Work task ▸
Please copy every line with the string "JSON" from the entries below.

Available data section start

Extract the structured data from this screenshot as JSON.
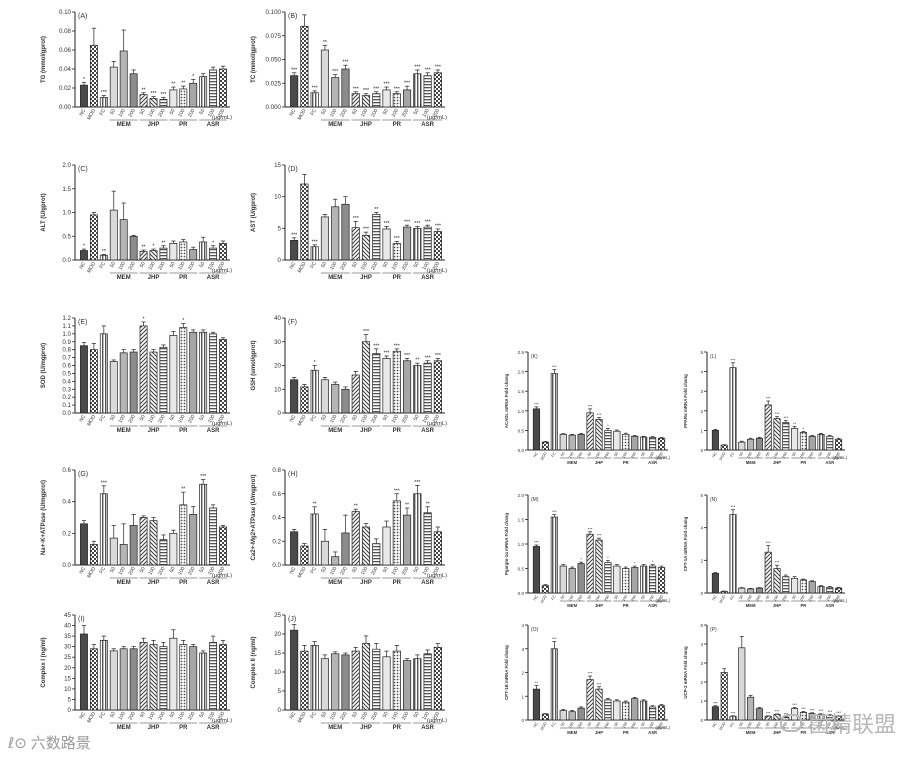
{
  "groups": [
    "MEM",
    "JHP",
    "PR",
    "ASR"
  ],
  "units": "(μg/mL)",
  "categories": [
    "NC",
    "MOD",
    "FC",
    "50",
    "100",
    "200",
    "50",
    "100",
    "200",
    "50",
    "100",
    "200",
    "50",
    "100",
    "200"
  ],
  "watermark_left": "六数路景",
  "watermark_right": "菌精联盟",
  "chart_data": [
    {
      "id": "A",
      "type": "bar",
      "label": "(A)",
      "ylabel": "TG (mmol/gprot)",
      "ylim": [
        0,
        0.1
      ],
      "yticks": [
        "0.00",
        "0.02",
        "0.04",
        "0.06",
        "0.08",
        "0.10"
      ],
      "values": [
        0.023,
        0.065,
        0.01,
        0.042,
        0.059,
        0.035,
        0.013,
        0.009,
        0.008,
        0.018,
        0.019,
        0.025,
        0.032,
        0.039,
        0.04
      ],
      "errors": [
        0.003,
        0.018,
        0.002,
        0.006,
        0.022,
        0.004,
        0.002,
        0.002,
        0.002,
        0.003,
        0.003,
        0.004,
        0.003,
        0.003,
        0.003
      ],
      "stars": [
        "*",
        "",
        "***",
        "",
        "",
        "",
        "**",
        "***",
        "***",
        "**",
        "**",
        "*",
        "",
        "",
        ""
      ]
    },
    {
      "id": "B",
      "type": "bar",
      "label": "(B)",
      "ylabel": "TC (mmol/gprot)",
      "ylim": [
        0,
        0.1
      ],
      "yticks": [
        "0.000",
        "0.025",
        "0.050",
        "0.075",
        "0.100"
      ],
      "values": [
        0.033,
        0.085,
        0.015,
        0.06,
        0.031,
        0.04,
        0.014,
        0.012,
        0.014,
        0.018,
        0.014,
        0.018,
        0.035,
        0.033,
        0.036
      ],
      "errors": [
        0.003,
        0.012,
        0.002,
        0.005,
        0.003,
        0.004,
        0.002,
        0.002,
        0.002,
        0.003,
        0.002,
        0.004,
        0.004,
        0.003,
        0.003
      ],
      "stars": [
        "***",
        "",
        "***",
        "**",
        "***",
        "***",
        "***",
        "***",
        "***",
        "***",
        "***",
        "***",
        "***",
        "***",
        "***"
      ]
    },
    {
      "id": "C",
      "type": "bar",
      "label": "(C)",
      "ylabel": "ALT (U/gprot)",
      "ylim": [
        0,
        2.0
      ],
      "yticks": [
        "0.0",
        "0.5",
        "1.0",
        "1.5",
        "2.0"
      ],
      "values": [
        0.2,
        0.95,
        0.1,
        1.05,
        0.85,
        0.5,
        0.18,
        0.2,
        0.25,
        0.35,
        0.38,
        0.22,
        0.38,
        0.25,
        0.35
      ],
      "errors": [
        0.03,
        0.05,
        0.02,
        0.4,
        0.35,
        0.02,
        0.03,
        0.03,
        0.05,
        0.05,
        0.05,
        0.05,
        0.1,
        0.05,
        0.05
      ],
      "stars": [
        "*",
        "",
        "**",
        "",
        "",
        "",
        "**",
        "*",
        "**",
        "",
        "",
        "",
        "",
        "*",
        ""
      ]
    },
    {
      "id": "D",
      "type": "bar",
      "label": "(D)",
      "ylabel": "AST (U/gprot)",
      "ylim": [
        0,
        15
      ],
      "yticks": [
        "0",
        "5",
        "10",
        "15"
      ],
      "values": [
        3.1,
        12,
        2.1,
        6.8,
        8.4,
        8.8,
        5.1,
        3.9,
        7.2,
        4.9,
        2.6,
        5.2,
        5.0,
        5.2,
        4.5
      ],
      "errors": [
        0.4,
        1.5,
        0.3,
        0.4,
        1.2,
        1.2,
        1.0,
        0.5,
        0.3,
        0.4,
        0.3,
        0.3,
        0.3,
        0.3,
        0.4
      ],
      "stars": [
        "***",
        "",
        "***",
        "",
        "",
        "",
        "***",
        "***",
        "**",
        "***",
        "***",
        "***",
        "***",
        "***",
        "***"
      ]
    },
    {
      "id": "E",
      "type": "bar",
      "label": "(E)",
      "ylabel": "SOD (U/mgprot)",
      "ylim": [
        0,
        1.2
      ],
      "yticks": [
        "0.0",
        "0.1",
        "0.2",
        "0.3",
        "0.4",
        "0.5",
        "0.6",
        "0.7",
        "0.8",
        "0.9",
        "1.0",
        "1.1",
        "1.2"
      ],
      "values": [
        0.85,
        0.8,
        1.0,
        0.65,
        0.76,
        0.77,
        1.1,
        0.77,
        0.83,
        0.98,
        1.08,
        1.02,
        1.02,
        1.0,
        0.93
      ],
      "errors": [
        0.04,
        0.08,
        0.1,
        0.02,
        0.04,
        0.03,
        0.05,
        0.03,
        0.03,
        0.05,
        0.05,
        0.03,
        0.03,
        0.02,
        0.02
      ],
      "stars": [
        "",
        "",
        "",
        "",
        "",
        "",
        "*",
        "",
        "",
        "",
        "*",
        "",
        "",
        "",
        ""
      ]
    },
    {
      "id": "F",
      "type": "bar",
      "label": "(F)",
      "ylabel": "GSH (umol/gprot)",
      "ylim": [
        0,
        40
      ],
      "yticks": [
        "0",
        "10",
        "20",
        "30",
        "40"
      ],
      "values": [
        14,
        11,
        18,
        14,
        12,
        10,
        16,
        30,
        25,
        23,
        26,
        22,
        20,
        21,
        22
      ],
      "errors": [
        1,
        1,
        2,
        1,
        1,
        1,
        1.5,
        3,
        2,
        1,
        1,
        1,
        1,
        1,
        1
      ],
      "stars": [
        "",
        "",
        "*",
        "",
        "",
        "",
        "",
        "***",
        "***",
        "***",
        "***",
        "***",
        "**",
        "***",
        "***"
      ]
    },
    {
      "id": "G",
      "type": "bar",
      "label": "(G)",
      "ylabel": "Na+-K+ATPase (U/mgprot)",
      "ylim": [
        0,
        0.6
      ],
      "yticks": [
        "0.0",
        "0.2",
        "0.4",
        "0.6"
      ],
      "values": [
        0.26,
        0.13,
        0.45,
        0.17,
        0.13,
        0.25,
        0.3,
        0.28,
        0.16,
        0.2,
        0.38,
        0.32,
        0.51,
        0.36,
        0.24
      ],
      "errors": [
        0.02,
        0.02,
        0.05,
        0.08,
        0.13,
        0.07,
        0.01,
        0.02,
        0.03,
        0.02,
        0.08,
        0.05,
        0.03,
        0.02,
        0.01
      ],
      "stars": [
        "",
        "",
        "***",
        "",
        "",
        "",
        "",
        "",
        "",
        "",
        "**",
        "",
        "***",
        "",
        ""
      ]
    },
    {
      "id": "H",
      "type": "bar",
      "label": "(H)",
      "ylabel": "Ca2+-Mg2+ATPase (U/mgprot)",
      "ylim": [
        0,
        0.8
      ],
      "yticks": [
        "0.0",
        "0.2",
        "0.4",
        "0.6",
        "0.8"
      ],
      "values": [
        0.28,
        0.16,
        0.43,
        0.2,
        0.07,
        0.27,
        0.45,
        0.32,
        0.18,
        0.32,
        0.54,
        0.42,
        0.6,
        0.44,
        0.28
      ],
      "errors": [
        0.02,
        0.02,
        0.06,
        0.1,
        0.04,
        0.15,
        0.02,
        0.03,
        0.04,
        0.05,
        0.06,
        0.06,
        0.07,
        0.05,
        0.04
      ],
      "stars": [
        "",
        "",
        "**",
        "",
        "",
        "",
        "**",
        "",
        "",
        "",
        "***",
        "**",
        "***",
        "**",
        ""
      ]
    },
    {
      "id": "I",
      "type": "bar",
      "label": "(I)",
      "ylabel": "Complex I (ng/ml)",
      "ylim": [
        0,
        45
      ],
      "yticks": [
        "0",
        "5",
        "10",
        "15",
        "20",
        "25",
        "30",
        "35",
        "40",
        "45"
      ],
      "values": [
        36,
        29,
        33,
        28,
        29,
        29,
        32,
        31,
        30,
        34,
        31,
        30,
        27,
        32,
        31
      ],
      "errors": [
        4,
        2,
        2,
        1,
        1,
        1,
        2,
        2,
        2,
        4,
        2,
        1,
        1,
        3,
        2
      ],
      "stars": [
        "",
        "",
        "",
        "",
        "",
        "",
        "",
        "",
        "",
        "",
        "",
        "",
        "",
        "",
        ""
      ]
    },
    {
      "id": "J",
      "type": "bar",
      "label": "(J)",
      "ylabel": "Complex II (ng/ml)",
      "ylim": [
        0,
        25
      ],
      "yticks": [
        "0",
        "5",
        "10",
        "15",
        "20",
        "25"
      ],
      "values": [
        21,
        15.5,
        17,
        13.5,
        14.8,
        14.5,
        15.5,
        17.5,
        16,
        14,
        15.5,
        13,
        13.5,
        14.8,
        16.5
      ],
      "errors": [
        1.5,
        1.5,
        1,
        1,
        0.5,
        0.5,
        1,
        2,
        1.5,
        1.5,
        1.5,
        0.5,
        1,
        1,
        1
      ],
      "stars": [
        "",
        "",
        "",
        "",
        "",
        "",
        "",
        "",
        "",
        "",
        "",
        "",
        "",
        "",
        ""
      ]
    },
    {
      "id": "K",
      "type": "bar",
      "label": "(K)",
      "ylabel": "ACADL mRNA Fold chang",
      "ylim": [
        0,
        2.5
      ],
      "yticks": [
        "0.0",
        "0.5",
        "1.0",
        "1.5",
        "2.0",
        "2.5"
      ],
      "values": [
        1.05,
        0.2,
        1.95,
        0.4,
        0.38,
        0.4,
        0.95,
        0.78,
        0.5,
        0.48,
        0.4,
        0.35,
        0.33,
        0.32,
        0.3
      ],
      "errors": [
        0.05,
        0.02,
        0.1,
        0.02,
        0.02,
        0.02,
        0.1,
        0.05,
        0.05,
        0.03,
        0.03,
        0.02,
        0.02,
        0.02,
        0.02
      ],
      "stars": [
        "***",
        "",
        "***",
        "",
        "",
        "",
        "***",
        "***",
        "*",
        "",
        "",
        "",
        "",
        "",
        ""
      ]
    },
    {
      "id": "L",
      "type": "bar",
      "label": "(L)",
      "ylabel": "PPARα mRNA Fold chang",
      "ylim": [
        0,
        5
      ],
      "yticks": [
        "0",
        "1",
        "2",
        "3",
        "4",
        "5"
      ],
      "values": [
        1.0,
        0.25,
        4.2,
        0.4,
        0.55,
        0.6,
        2.3,
        1.6,
        1.4,
        1.1,
        0.9,
        0.7,
        0.8,
        0.7,
        0.55
      ],
      "errors": [
        0.05,
        0.02,
        0.25,
        0.05,
        0.05,
        0.05,
        0.2,
        0.1,
        0.1,
        0.1,
        0.05,
        0.05,
        0.05,
        0.05,
        0.05
      ],
      "stars": [
        "",
        "",
        "***",
        "",
        "",
        "",
        "***",
        "***",
        "***",
        "**",
        "*",
        "",
        "",
        "",
        ""
      ]
    },
    {
      "id": "M",
      "type": "bar",
      "label": "(M)",
      "ylabel": "Pgargm-1α mRNA Fold chang",
      "ylim": [
        0,
        2.0
      ],
      "yticks": [
        "0.0",
        "0.5",
        "1.0",
        "1.5",
        "2.0"
      ],
      "values": [
        0.95,
        0.15,
        1.55,
        0.55,
        0.5,
        0.6,
        1.2,
        1.08,
        0.62,
        0.55,
        0.5,
        0.52,
        0.55,
        0.55,
        0.52
      ],
      "errors": [
        0.03,
        0.02,
        0.05,
        0.03,
        0.03,
        0.03,
        0.05,
        0.04,
        0.04,
        0.03,
        0.03,
        0.03,
        0.03,
        0.03,
        0.03
      ],
      "stars": [
        "***",
        "",
        "***",
        "",
        "",
        "*",
        "***",
        "***",
        "*",
        "",
        "",
        "*",
        "",
        "*",
        ""
      ]
    },
    {
      "id": "N",
      "type": "bar",
      "label": "(N)",
      "ylabel": "CPT-1A mRNA Fold chang",
      "ylim": [
        0,
        6
      ],
      "yticks": [
        "0",
        "2",
        "4",
        "6"
      ],
      "values": [
        1.2,
        0.1,
        4.8,
        0.3,
        0.25,
        0.3,
        2.5,
        1.5,
        1.0,
        0.9,
        0.8,
        0.7,
        0.4,
        0.35,
        0.3
      ],
      "errors": [
        0.05,
        0.02,
        0.3,
        0.03,
        0.03,
        0.03,
        0.4,
        0.2,
        0.1,
        0.1,
        0.05,
        0.05,
        0.05,
        0.05,
        0.05
      ],
      "stars": [
        "",
        "",
        "***",
        "",
        "",
        "",
        "***",
        "***",
        "",
        "",
        "",
        "",
        "",
        "",
        ""
      ]
    },
    {
      "id": "O",
      "type": "bar",
      "label": "(O)",
      "ylabel": "CPT-1B mRNA Fold chang",
      "ylim": [
        0,
        4
      ],
      "yticks": [
        "0",
        "1",
        "2",
        "3",
        "4"
      ],
      "values": [
        1.3,
        0.25,
        3.0,
        0.4,
        0.35,
        0.5,
        1.7,
        1.3,
        0.85,
        0.8,
        0.75,
        0.9,
        0.8,
        0.55,
        0.6
      ],
      "errors": [
        0.15,
        0.02,
        0.3,
        0.05,
        0.05,
        0.05,
        0.15,
        0.1,
        0.05,
        0.05,
        0.05,
        0.05,
        0.05,
        0.05,
        0.05
      ],
      "stars": [
        "**",
        "",
        "***",
        "",
        "",
        "",
        "***",
        "***",
        "",
        "",
        "",
        "",
        "",
        "",
        ""
      ]
    },
    {
      "id": "P",
      "type": "bar",
      "label": "(P)",
      "ylabel": "UCP-2 mRNA Fold chang",
      "ylim": [
        0,
        5
      ],
      "yticks": [
        "0",
        "1",
        "2",
        "3",
        "4",
        "5"
      ],
      "values": [
        0.7,
        2.5,
        0.2,
        3.8,
        1.2,
        0.6,
        0.2,
        0.3,
        0.15,
        0.6,
        0.4,
        0.35,
        0.3,
        0.25,
        0.2
      ],
      "errors": [
        0.05,
        0.2,
        0.02,
        0.6,
        0.1,
        0.05,
        0.02,
        0.02,
        0.02,
        0.05,
        0.05,
        0.03,
        0.03,
        0.03,
        0.03
      ],
      "stars": [
        "***",
        "",
        "***",
        "",
        "",
        "",
        "***",
        "***",
        "***",
        "***",
        "***",
        "***",
        "***",
        "***",
        "***"
      ]
    }
  ]
}
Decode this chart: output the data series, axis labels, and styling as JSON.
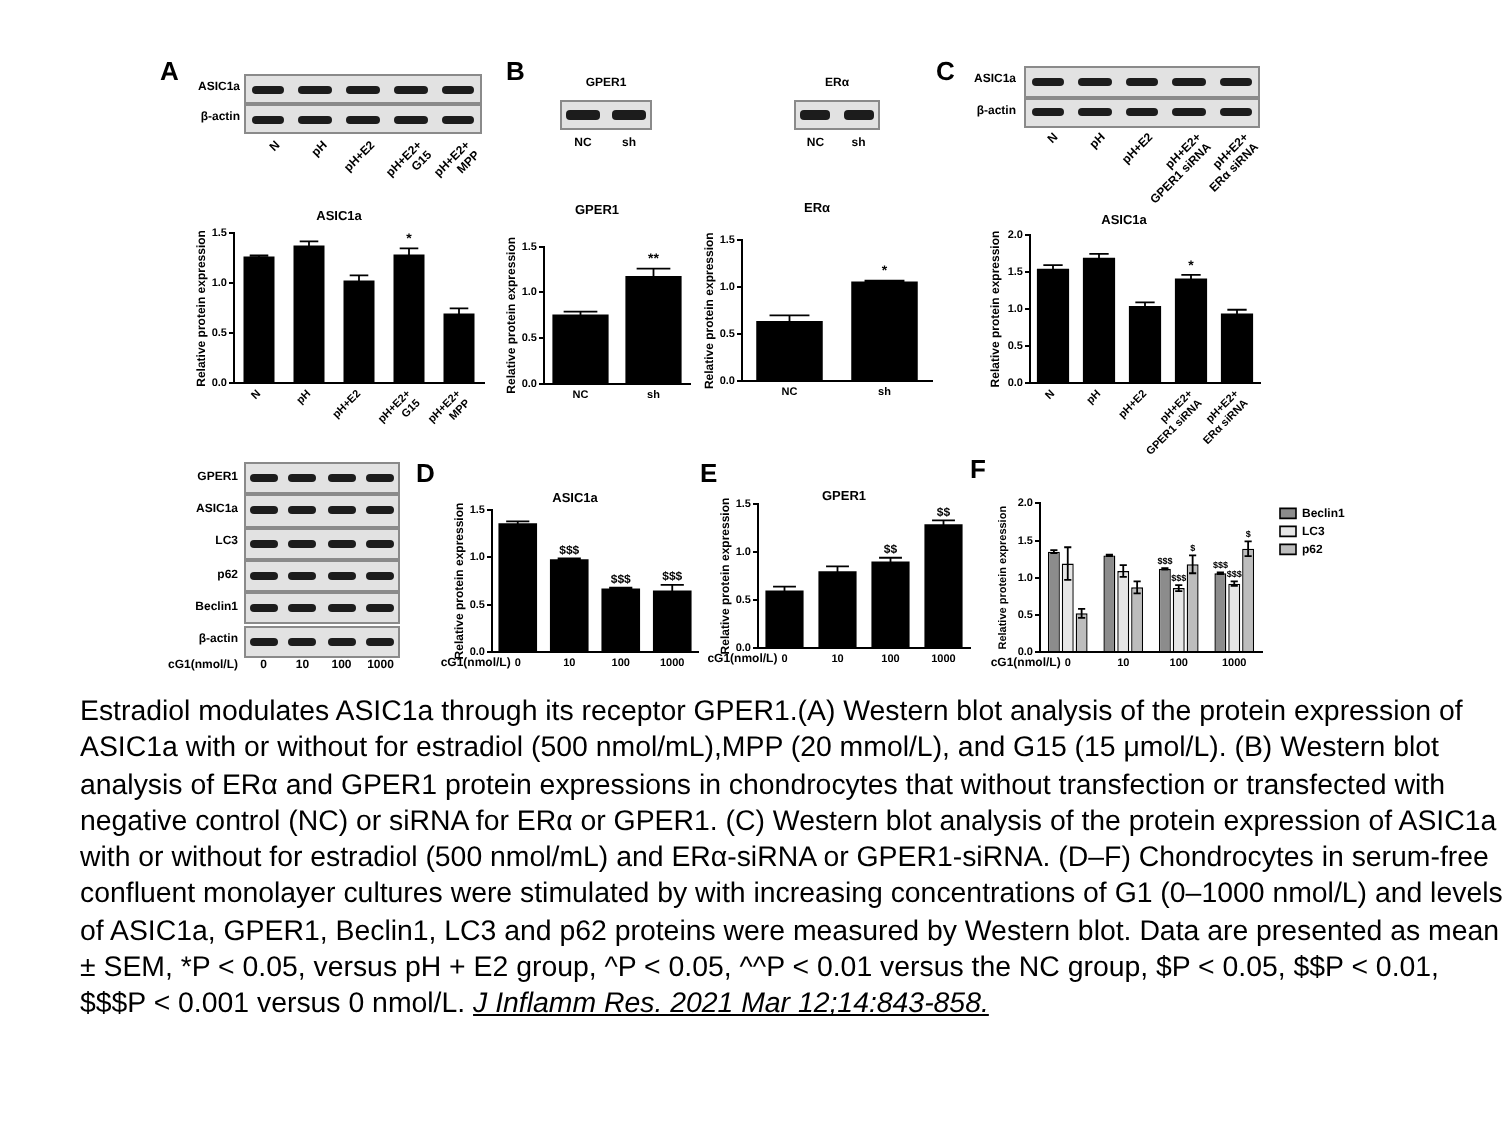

Available data section end

Solution ▸
Extract the structured data from this screenshot as JSON.
Decode this chart: output the data series, axis labels, and styling as JSON.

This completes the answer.